[Data entries]
__________

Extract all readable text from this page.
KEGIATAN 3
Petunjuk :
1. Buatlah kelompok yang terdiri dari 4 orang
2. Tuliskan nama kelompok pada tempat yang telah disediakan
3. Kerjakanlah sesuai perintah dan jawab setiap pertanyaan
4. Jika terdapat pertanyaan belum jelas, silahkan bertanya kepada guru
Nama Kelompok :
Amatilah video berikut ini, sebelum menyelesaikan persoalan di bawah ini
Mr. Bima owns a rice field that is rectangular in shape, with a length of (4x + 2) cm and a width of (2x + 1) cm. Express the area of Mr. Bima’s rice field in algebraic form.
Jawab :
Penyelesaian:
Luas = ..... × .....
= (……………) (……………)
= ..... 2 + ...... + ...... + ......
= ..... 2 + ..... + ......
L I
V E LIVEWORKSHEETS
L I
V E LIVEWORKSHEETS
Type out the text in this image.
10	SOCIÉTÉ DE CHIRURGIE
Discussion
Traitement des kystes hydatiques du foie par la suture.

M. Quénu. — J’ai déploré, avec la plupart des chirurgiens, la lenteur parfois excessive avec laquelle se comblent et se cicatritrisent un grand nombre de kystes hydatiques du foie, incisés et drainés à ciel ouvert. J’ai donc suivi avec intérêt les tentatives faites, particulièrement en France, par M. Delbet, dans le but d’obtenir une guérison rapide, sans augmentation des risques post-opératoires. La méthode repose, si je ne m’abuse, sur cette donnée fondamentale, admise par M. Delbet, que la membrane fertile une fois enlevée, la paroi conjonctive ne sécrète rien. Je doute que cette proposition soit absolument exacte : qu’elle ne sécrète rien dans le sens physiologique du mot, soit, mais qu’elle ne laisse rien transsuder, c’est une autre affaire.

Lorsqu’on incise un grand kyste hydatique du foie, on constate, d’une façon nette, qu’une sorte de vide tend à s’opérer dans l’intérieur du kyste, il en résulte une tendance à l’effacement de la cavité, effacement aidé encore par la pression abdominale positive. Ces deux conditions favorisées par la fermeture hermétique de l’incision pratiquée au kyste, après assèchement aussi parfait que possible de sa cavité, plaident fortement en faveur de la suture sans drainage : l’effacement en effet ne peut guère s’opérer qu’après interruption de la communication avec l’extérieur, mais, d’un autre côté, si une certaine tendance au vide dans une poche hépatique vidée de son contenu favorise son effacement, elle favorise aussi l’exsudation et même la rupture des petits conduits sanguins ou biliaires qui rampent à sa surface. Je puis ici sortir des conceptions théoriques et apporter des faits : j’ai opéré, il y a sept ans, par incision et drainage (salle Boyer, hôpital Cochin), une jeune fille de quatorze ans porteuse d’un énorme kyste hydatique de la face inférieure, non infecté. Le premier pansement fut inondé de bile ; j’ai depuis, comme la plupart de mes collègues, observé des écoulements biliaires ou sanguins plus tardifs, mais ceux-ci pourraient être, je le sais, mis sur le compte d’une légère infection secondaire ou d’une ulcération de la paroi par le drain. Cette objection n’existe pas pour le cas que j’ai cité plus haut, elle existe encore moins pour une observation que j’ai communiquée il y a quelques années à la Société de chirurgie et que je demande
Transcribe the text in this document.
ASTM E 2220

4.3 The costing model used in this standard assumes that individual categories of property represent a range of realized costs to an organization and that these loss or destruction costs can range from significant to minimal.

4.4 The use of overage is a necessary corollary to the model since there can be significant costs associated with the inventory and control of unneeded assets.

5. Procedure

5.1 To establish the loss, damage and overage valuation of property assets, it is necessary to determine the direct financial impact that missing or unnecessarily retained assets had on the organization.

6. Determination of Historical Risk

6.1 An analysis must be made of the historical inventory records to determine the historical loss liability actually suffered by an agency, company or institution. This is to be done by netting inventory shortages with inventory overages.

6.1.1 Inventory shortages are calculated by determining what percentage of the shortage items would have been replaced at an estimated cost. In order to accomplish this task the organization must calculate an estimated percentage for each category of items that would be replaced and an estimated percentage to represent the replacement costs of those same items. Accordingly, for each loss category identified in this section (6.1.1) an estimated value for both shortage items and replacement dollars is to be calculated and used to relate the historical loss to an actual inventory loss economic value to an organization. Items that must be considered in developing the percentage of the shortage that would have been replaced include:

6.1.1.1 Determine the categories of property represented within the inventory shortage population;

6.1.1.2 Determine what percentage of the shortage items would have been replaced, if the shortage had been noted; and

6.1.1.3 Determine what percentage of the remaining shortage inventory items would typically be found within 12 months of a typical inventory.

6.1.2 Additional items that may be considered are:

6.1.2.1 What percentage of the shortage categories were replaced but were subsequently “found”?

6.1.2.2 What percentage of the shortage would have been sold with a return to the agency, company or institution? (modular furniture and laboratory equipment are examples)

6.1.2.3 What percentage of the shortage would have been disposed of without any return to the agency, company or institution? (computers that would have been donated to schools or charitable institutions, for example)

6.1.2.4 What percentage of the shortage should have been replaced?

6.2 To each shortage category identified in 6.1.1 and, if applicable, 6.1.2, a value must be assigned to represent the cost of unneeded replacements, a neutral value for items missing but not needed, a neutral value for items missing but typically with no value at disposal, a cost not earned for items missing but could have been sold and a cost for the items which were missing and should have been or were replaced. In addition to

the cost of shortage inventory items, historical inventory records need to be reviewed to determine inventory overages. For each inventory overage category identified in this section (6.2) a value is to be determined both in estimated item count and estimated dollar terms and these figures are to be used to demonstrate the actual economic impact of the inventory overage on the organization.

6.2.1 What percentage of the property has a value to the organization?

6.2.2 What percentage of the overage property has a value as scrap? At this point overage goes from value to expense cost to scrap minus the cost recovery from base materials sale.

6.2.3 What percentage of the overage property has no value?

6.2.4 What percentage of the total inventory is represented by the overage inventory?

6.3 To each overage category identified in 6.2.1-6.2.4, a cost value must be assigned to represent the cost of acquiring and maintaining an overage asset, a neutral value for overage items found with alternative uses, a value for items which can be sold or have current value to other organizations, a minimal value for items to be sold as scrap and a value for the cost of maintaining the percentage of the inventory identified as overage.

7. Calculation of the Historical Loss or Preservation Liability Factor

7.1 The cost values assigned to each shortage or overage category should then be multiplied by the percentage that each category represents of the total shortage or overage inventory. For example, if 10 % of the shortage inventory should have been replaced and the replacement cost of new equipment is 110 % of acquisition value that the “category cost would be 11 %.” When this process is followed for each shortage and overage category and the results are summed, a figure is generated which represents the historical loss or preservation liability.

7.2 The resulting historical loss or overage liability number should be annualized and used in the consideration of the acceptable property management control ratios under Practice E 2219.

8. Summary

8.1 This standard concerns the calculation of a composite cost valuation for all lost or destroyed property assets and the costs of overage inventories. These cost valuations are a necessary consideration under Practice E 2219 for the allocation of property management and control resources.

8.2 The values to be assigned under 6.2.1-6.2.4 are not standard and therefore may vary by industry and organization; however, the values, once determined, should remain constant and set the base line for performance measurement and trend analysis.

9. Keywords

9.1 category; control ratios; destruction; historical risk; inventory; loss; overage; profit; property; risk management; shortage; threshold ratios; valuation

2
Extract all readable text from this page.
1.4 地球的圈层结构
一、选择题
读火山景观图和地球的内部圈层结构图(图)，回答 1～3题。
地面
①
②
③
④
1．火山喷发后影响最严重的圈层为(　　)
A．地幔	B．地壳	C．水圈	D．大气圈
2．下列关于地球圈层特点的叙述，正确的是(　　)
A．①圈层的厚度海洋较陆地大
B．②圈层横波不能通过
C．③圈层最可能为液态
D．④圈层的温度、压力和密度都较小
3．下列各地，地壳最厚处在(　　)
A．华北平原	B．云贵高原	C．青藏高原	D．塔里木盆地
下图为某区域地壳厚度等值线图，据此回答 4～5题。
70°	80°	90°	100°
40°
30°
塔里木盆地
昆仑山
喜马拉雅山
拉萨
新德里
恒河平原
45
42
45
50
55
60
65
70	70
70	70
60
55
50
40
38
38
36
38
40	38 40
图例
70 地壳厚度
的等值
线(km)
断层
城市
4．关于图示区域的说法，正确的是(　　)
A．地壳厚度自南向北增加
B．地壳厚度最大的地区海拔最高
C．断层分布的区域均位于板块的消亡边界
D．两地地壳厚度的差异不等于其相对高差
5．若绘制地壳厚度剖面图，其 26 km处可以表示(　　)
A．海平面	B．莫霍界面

__________

* EXERCISE: Among the records above, find each line holding the string "typically" and pull it out.

* RESULT BELOW:
6.1.1.3 Determine what percentage of the remaining shortage inventory items would typically be found within 12 months of a typical inventory.
6.2 To each shortage category identified in 6.1.1 and, if applicable, 6.1.2, a value must be assigned to represent the cost of unneeded replacements, a neutral value for items missing but not needed, a neutral value for items missing but typically with no value at disposal, a cost not earned for items missing but could have been sold and a cost for the items which were missing and should have been or were replaced. In addition to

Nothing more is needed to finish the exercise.